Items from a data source

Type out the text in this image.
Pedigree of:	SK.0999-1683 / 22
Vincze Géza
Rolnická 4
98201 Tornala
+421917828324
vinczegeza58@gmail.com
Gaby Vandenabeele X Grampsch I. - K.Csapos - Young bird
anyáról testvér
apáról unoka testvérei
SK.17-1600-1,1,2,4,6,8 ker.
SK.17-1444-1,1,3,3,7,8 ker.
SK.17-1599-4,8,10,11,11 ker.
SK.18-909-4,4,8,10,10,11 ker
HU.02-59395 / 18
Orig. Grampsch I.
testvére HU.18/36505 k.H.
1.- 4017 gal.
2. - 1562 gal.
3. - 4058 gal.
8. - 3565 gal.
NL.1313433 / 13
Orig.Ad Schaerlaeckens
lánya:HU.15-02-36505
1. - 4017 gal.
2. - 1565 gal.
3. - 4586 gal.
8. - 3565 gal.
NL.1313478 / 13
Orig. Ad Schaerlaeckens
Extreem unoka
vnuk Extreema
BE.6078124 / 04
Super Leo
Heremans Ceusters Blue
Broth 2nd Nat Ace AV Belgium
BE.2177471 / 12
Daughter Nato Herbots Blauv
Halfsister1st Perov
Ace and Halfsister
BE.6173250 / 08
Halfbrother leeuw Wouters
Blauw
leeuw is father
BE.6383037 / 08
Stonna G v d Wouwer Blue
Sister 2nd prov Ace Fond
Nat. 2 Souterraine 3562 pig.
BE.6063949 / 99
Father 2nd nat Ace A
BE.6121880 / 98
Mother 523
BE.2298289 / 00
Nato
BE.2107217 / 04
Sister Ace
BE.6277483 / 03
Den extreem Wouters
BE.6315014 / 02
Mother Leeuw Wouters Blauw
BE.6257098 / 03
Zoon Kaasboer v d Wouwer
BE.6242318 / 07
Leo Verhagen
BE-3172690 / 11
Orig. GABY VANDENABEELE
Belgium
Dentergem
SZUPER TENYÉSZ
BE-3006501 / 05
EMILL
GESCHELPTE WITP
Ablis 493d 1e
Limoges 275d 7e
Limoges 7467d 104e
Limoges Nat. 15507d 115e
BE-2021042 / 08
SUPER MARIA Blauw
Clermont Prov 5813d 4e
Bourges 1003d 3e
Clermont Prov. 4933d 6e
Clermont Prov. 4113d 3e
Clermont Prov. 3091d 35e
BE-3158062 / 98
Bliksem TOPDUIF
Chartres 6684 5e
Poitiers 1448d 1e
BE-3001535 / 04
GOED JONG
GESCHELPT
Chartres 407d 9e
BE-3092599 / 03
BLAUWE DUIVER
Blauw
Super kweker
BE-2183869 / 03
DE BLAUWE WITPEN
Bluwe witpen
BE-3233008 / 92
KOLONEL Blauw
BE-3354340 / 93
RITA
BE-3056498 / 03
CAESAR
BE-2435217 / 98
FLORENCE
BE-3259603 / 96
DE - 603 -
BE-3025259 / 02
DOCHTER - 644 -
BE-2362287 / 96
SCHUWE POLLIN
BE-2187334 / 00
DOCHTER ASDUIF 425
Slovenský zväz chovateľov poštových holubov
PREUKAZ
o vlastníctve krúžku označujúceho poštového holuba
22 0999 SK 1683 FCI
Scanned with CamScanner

● WORK TO COMPLETE
Quote all of the entries verbatim.

● RESULT
Type out the text in this image.
Pedigree of:	SK.0999-1683 / 22
Vincze Géza
Rolnická 4
98201 Tornala
+421917828324
vinczegeza58@gmail.com
Gaby Vandenabeele X Grampsch I. - K.Csapos - Young bird
anyáról testvér
apáról unoka testvérei
SK.17-1600-1,1,2,4,6,8 ker.
SK.17-1444-1,1,3,3,7,8 ker.
SK.17-1599-4,8,10,11,11 ker.
SK.18-909-4,4,8,10,10,11 ker
HU.02-59395 / 18
Orig. Grampsch I.
testvére HU.18/36505 k.H.
1.- 4017 gal.
2. - 1562 gal.
3. - 4058 gal.
8. - 3565 gal.
NL.1313433 / 13
Orig.Ad Schaerlaeckens
lánya:HU.15-02-36505
1. - 4017 gal.
2. - 1565 gal.
3. - 4586 gal.
8. - 3565 gal.
NL.1313478 / 13
Orig. Ad Schaerlaeckens
Extreem unoka
vnuk Extreema
BE.6078124 / 04
Super Leo
Heremans Ceusters Blue
Broth 2nd Nat Ace AV Belgium
BE.2177471 / 12
Daughter Nato Herbots Blauv
Halfsister1st Perov
Ace and Halfsister
BE.6173250 / 08
Halfbrother leeuw Wouters
Blauw
leeuw is father
BE.6383037 / 08
Stonna G v d Wouwer Blue
Sister 2nd prov Ace Fond
Nat. 2 Souterraine 3562 pig.
BE.6063949 / 99
Father 2nd nat Ace A
BE.6121880 / 98
Mother 523
BE.2298289 / 00
Nato
BE.2107217 / 04
Sister Ace
BE.6277483 / 03
Den extreem Wouters
BE.6315014 / 02
Mother Leeuw Wouters Blauw
BE.6257098 / 03
Zoon Kaasboer v d Wouwer
BE.6242318 / 07
Leo Verhagen
BE-3172690 / 11
Orig. GABY VANDENABEELE
Belgium
Dentergem
SZUPER TENYÉSZ
BE-3006501 / 05
EMILL
GESCHELPTE WITP
Ablis 493d 1e
Limoges 275d 7e
Limoges 7467d 104e
Limoges Nat. 15507d 115e
BE-2021042 / 08
SUPER MARIA Blauw
Clermont Prov 5813d 4e
Bourges 1003d 3e
Clermont Prov. 4933d 6e
Clermont Prov. 4113d 3e
Clermont Prov. 3091d 35e
BE-3158062 / 98
Bliksem TOPDUIF
Chartres 6684 5e
Poitiers 1448d 1e
BE-3001535 / 04
GOED JONG
GESCHELPT
Chartres 407d 9e
BE-3092599 / 03
BLAUWE DUIVER
Blauw
Super kweker
BE-2183869 / 03
DE BLAUWE WITPEN
Bluwe witpen
BE-3233008 / 92
KOLONEL Blauw
BE-3354340 / 93
RITA
BE-3056498 / 03
CAESAR
BE-2435217 / 98
FLORENCE
BE-3259603 / 96
DE - 603 -
BE-3025259 / 02
DOCHTER - 644 -
BE-2362287 / 96
SCHUWE POLLIN
BE-2187334 / 00
DOCHTER ASDUIF 425
Slovenský zväz chovateľov poštových holubov
PREUKAZ
o vlastníctve krúžku označujúceho poštového holuba
22 0999 SK 1683 FCI
Scanned with CamScanner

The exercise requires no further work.